### TASK STATEMENT
Please copy out the lines from the line with "- y-tick-label: 0.8: [40, 44, 60, 60]" to the line with "- y-axis: 0.5 0.6 0.7 0.8: [40, 44, 66, 633]", unchanged.

### INPUT ROWS
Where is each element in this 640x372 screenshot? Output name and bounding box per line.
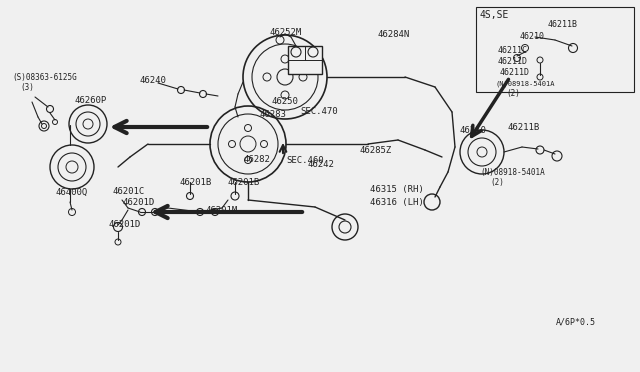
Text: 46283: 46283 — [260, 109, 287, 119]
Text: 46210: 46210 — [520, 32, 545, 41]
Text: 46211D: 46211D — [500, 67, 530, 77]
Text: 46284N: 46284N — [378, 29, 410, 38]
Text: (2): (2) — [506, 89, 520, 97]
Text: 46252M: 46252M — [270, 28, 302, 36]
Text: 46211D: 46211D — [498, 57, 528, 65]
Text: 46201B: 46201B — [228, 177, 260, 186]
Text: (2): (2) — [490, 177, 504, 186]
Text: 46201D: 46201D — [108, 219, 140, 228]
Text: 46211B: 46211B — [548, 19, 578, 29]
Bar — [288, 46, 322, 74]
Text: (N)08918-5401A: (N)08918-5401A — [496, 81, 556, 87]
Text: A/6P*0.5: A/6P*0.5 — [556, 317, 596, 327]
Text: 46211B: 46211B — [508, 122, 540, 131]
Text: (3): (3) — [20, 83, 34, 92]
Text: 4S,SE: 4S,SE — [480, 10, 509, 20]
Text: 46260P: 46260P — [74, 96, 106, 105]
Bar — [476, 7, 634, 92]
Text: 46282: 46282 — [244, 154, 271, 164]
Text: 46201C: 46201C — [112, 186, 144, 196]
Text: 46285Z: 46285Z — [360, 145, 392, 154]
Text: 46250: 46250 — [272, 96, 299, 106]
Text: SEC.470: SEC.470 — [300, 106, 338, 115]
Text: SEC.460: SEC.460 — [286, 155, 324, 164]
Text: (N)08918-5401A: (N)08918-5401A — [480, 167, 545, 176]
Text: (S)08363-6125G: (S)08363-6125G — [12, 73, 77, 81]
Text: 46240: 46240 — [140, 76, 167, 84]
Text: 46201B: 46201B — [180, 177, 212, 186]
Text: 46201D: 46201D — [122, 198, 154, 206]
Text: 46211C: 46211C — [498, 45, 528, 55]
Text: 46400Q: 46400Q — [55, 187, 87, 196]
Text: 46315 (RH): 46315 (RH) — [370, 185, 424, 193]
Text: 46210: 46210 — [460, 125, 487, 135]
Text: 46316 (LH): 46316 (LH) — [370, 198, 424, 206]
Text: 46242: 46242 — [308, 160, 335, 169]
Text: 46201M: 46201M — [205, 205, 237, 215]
--
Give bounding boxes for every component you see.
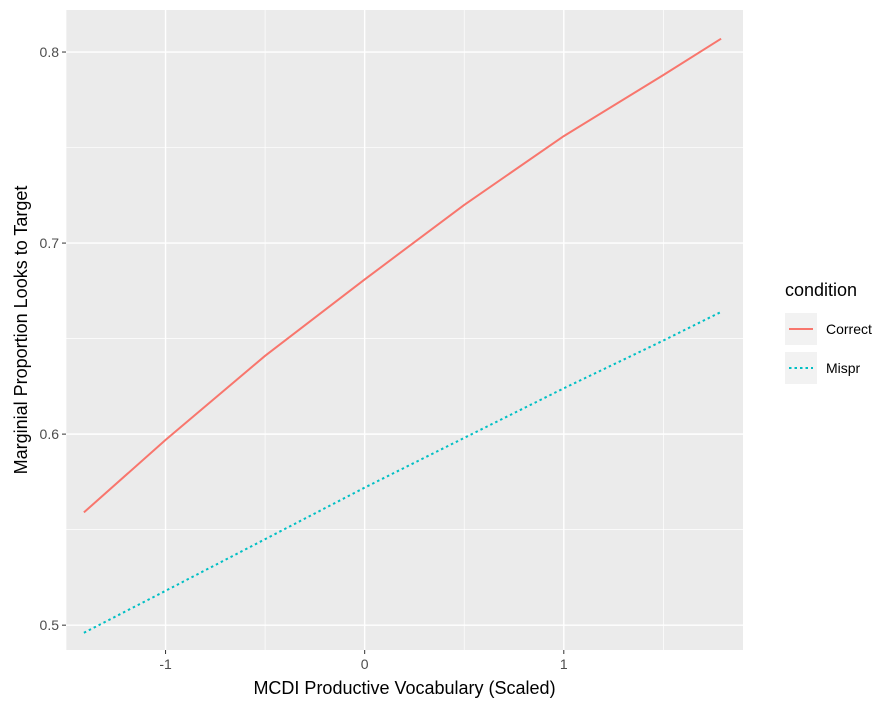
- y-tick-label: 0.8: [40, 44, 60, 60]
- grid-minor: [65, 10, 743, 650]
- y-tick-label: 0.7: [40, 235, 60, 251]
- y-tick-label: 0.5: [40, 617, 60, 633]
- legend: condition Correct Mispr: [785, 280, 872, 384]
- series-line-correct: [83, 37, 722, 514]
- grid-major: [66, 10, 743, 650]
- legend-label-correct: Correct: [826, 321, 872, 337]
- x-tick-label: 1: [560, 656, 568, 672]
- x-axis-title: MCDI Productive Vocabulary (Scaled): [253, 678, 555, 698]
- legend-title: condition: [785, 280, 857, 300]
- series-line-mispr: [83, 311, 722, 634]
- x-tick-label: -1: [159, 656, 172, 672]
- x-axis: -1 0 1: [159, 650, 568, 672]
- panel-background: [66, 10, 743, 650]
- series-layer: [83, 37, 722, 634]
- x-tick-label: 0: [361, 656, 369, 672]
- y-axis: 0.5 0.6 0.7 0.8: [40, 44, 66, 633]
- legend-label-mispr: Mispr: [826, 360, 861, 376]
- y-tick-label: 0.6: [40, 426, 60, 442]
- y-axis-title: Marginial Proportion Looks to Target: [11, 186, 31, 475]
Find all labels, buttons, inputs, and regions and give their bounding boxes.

### EXPECTED ANSWER
- y-tick-label: 0.8: [40, 44, 60, 60]
- grid-minor: [65, 10, 743, 650]
- y-tick-label: 0.7: [40, 235, 60, 251]
- y-tick-label: 0.5: [40, 617, 60, 633]
- legend: condition Correct Mispr: [785, 280, 872, 384]
- series-line-correct: [83, 37, 722, 514]
- grid-major: [66, 10, 743, 650]
- legend-label-correct: Correct: [826, 321, 872, 337]
- x-tick-label: 1: [560, 656, 568, 672]
- x-axis-title: MCDI Productive Vocabulary (Scaled): [253, 678, 555, 698]
- legend-title: condition: [785, 280, 857, 300]
- series-line-mispr: [83, 311, 722, 634]
- x-tick-label: -1: [159, 656, 172, 672]
- x-axis: -1 0 1: [159, 650, 568, 672]
- panel-background: [66, 10, 743, 650]
- series-layer: [83, 37, 722, 634]
- x-tick-label: 0: [361, 656, 369, 672]
- y-axis: 0.5 0.6 0.7 0.8: [40, 44, 66, 633]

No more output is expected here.